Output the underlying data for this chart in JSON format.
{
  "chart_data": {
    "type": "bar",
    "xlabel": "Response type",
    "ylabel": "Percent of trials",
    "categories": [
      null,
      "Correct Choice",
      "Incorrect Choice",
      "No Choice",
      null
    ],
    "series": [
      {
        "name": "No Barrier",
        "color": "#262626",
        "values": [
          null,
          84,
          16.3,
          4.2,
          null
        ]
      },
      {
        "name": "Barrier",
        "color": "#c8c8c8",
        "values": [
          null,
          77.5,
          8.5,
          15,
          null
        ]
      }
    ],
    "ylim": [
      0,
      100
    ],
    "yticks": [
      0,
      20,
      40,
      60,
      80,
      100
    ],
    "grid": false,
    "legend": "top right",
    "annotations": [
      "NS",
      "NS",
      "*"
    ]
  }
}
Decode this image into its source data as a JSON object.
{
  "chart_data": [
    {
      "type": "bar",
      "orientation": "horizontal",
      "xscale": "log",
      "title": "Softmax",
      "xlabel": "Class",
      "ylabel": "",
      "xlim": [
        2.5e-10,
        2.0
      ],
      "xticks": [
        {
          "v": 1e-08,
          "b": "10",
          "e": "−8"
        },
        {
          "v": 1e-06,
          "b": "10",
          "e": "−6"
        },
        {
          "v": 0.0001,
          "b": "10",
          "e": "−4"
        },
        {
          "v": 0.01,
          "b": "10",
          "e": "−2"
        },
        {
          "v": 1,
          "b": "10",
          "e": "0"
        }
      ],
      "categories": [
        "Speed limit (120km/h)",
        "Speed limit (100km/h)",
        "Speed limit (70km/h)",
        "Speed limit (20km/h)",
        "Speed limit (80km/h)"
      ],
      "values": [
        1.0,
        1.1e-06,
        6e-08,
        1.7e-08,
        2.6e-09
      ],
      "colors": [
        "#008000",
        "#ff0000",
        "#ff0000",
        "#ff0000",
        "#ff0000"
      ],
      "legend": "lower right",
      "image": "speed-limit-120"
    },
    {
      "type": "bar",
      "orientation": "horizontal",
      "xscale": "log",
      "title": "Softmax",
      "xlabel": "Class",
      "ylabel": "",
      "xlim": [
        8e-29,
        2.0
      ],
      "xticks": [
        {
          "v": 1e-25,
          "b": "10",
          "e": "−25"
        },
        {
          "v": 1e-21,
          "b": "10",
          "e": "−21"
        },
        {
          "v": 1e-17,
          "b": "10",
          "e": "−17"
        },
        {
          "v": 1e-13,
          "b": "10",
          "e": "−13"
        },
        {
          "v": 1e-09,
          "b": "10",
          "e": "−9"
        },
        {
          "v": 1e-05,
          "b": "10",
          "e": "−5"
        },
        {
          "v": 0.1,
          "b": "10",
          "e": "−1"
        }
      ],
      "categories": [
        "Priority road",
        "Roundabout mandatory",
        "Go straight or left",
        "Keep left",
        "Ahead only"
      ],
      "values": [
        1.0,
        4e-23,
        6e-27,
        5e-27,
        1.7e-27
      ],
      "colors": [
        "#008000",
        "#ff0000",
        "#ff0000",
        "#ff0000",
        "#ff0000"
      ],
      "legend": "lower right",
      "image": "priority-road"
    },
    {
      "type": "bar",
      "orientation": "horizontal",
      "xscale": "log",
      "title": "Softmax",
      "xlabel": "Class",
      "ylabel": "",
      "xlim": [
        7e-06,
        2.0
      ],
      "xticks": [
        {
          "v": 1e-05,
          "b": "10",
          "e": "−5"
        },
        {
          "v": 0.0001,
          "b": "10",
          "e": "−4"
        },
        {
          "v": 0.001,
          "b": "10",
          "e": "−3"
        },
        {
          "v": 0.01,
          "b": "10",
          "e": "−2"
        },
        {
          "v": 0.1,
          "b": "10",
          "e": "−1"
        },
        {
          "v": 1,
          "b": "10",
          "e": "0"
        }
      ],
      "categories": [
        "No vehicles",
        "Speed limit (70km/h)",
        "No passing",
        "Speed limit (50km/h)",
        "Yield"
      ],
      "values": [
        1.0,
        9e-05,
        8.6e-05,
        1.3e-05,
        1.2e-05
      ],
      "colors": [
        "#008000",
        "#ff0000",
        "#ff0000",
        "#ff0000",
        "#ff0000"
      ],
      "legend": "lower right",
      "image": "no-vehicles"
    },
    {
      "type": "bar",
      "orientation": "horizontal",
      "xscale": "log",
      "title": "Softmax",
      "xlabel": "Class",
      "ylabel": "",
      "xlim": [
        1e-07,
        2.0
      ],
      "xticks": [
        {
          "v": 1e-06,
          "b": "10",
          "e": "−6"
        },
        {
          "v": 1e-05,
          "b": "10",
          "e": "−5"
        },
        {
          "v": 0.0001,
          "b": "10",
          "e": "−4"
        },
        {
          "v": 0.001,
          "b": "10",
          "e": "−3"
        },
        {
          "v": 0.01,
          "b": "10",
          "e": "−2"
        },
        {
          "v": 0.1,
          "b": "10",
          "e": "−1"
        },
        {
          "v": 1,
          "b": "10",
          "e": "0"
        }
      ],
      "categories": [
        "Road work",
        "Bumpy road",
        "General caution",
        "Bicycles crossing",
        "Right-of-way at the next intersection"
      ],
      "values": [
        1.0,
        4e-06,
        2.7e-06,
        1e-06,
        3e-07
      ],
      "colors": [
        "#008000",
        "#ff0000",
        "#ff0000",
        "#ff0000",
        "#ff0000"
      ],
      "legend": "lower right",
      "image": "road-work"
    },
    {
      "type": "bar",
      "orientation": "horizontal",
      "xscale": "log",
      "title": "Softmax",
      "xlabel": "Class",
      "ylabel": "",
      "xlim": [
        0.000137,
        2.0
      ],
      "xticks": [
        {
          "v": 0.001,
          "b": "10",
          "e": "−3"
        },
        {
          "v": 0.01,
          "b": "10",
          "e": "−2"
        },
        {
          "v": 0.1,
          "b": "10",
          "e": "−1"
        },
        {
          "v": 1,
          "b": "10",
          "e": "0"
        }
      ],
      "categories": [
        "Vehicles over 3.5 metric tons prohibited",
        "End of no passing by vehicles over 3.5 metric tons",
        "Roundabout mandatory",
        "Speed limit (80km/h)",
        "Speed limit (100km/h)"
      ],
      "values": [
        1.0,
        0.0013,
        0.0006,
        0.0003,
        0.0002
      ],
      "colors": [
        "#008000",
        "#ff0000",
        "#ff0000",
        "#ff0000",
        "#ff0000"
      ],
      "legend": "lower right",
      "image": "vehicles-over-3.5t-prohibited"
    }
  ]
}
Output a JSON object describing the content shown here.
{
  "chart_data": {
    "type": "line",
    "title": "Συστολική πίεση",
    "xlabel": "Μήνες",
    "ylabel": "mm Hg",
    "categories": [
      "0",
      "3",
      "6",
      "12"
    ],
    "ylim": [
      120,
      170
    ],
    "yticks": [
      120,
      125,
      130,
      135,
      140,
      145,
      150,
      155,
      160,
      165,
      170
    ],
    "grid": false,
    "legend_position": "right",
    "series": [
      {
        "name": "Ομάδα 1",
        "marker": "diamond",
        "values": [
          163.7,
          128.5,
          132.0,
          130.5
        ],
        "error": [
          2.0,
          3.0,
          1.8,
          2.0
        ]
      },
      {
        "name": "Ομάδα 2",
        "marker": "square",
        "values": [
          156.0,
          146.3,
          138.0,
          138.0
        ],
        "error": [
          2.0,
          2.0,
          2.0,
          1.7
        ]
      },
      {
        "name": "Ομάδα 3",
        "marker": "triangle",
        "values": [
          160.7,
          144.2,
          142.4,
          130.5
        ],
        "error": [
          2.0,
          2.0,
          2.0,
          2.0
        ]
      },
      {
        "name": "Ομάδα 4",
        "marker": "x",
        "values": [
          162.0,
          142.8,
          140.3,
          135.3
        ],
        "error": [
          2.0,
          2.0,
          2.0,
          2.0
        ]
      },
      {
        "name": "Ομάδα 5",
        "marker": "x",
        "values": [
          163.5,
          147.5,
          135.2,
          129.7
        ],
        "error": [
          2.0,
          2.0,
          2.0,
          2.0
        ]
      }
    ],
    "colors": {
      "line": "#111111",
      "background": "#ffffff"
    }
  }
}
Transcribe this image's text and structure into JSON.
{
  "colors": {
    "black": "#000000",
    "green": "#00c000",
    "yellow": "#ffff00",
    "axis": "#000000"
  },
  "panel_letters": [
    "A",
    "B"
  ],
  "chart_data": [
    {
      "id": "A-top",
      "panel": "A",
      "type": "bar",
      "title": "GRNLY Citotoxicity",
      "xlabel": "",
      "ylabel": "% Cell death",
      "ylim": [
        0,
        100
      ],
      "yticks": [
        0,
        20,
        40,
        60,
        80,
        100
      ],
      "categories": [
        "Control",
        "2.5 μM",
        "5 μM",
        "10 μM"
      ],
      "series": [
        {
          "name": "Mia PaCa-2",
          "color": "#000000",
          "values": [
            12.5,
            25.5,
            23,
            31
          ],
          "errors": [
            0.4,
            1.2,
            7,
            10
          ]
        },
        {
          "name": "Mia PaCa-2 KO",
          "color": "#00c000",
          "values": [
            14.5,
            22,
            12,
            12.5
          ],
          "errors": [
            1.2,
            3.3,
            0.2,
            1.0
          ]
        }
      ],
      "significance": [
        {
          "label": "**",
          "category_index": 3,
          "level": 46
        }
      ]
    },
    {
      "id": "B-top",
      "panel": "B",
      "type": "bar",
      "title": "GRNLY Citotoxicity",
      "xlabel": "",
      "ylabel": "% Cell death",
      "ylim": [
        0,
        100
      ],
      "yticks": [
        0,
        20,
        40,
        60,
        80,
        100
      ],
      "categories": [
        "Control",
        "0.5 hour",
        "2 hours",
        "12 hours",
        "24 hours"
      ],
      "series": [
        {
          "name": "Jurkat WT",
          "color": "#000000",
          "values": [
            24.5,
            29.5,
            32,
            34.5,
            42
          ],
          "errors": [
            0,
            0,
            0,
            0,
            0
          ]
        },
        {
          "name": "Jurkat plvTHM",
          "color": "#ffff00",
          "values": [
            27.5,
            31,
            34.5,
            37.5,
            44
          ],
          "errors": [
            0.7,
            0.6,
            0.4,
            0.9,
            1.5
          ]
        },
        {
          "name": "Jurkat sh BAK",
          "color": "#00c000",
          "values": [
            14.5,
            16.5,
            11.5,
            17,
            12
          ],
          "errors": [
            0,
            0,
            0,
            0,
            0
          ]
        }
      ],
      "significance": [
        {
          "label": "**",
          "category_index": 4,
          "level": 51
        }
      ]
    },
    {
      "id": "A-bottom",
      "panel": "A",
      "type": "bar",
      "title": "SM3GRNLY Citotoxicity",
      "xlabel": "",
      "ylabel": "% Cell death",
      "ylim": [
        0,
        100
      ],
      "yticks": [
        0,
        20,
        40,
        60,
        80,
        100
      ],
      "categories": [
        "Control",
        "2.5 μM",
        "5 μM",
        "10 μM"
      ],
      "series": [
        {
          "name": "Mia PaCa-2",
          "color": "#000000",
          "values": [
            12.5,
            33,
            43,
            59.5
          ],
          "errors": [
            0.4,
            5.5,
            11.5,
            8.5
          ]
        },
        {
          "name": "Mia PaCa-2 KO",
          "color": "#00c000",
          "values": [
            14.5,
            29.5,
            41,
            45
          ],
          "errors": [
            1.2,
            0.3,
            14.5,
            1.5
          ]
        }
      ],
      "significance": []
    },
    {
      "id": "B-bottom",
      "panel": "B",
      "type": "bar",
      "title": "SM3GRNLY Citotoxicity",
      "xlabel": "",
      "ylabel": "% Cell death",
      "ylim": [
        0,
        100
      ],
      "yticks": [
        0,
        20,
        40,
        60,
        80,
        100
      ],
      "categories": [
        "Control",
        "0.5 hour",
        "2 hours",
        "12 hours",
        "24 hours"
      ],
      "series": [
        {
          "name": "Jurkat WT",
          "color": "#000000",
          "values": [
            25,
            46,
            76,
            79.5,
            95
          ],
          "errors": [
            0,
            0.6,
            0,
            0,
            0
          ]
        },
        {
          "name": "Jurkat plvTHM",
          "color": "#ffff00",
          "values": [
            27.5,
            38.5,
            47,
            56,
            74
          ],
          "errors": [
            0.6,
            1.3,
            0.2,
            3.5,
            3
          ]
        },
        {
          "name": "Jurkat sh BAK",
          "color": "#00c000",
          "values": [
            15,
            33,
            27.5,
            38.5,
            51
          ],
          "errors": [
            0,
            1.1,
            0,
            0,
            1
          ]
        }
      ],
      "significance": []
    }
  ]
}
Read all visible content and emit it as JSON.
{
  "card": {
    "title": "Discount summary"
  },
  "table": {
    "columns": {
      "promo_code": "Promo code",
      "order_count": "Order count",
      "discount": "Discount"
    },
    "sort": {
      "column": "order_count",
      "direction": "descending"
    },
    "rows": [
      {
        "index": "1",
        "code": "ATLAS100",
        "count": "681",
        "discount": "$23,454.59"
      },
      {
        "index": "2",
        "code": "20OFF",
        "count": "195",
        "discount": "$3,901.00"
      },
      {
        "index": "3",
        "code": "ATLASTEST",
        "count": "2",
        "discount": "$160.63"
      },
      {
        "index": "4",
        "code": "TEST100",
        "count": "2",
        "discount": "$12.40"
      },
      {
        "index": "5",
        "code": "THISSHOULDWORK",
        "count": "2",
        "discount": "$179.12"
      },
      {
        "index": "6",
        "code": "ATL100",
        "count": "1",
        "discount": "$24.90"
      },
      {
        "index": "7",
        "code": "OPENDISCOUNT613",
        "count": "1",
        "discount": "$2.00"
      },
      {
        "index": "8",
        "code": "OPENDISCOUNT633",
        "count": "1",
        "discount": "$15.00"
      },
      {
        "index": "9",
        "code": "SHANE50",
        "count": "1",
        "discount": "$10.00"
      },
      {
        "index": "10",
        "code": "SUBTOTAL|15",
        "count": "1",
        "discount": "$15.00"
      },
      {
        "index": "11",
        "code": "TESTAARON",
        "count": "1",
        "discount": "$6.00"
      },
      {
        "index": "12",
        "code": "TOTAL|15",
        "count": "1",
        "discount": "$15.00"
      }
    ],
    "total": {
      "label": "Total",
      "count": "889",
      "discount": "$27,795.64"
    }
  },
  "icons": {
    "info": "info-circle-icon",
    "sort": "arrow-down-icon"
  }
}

- STATED EXERCISE -
Tally the lines of the records holding the word "tons", then state only the tally.

- FULL OUTPUT -
2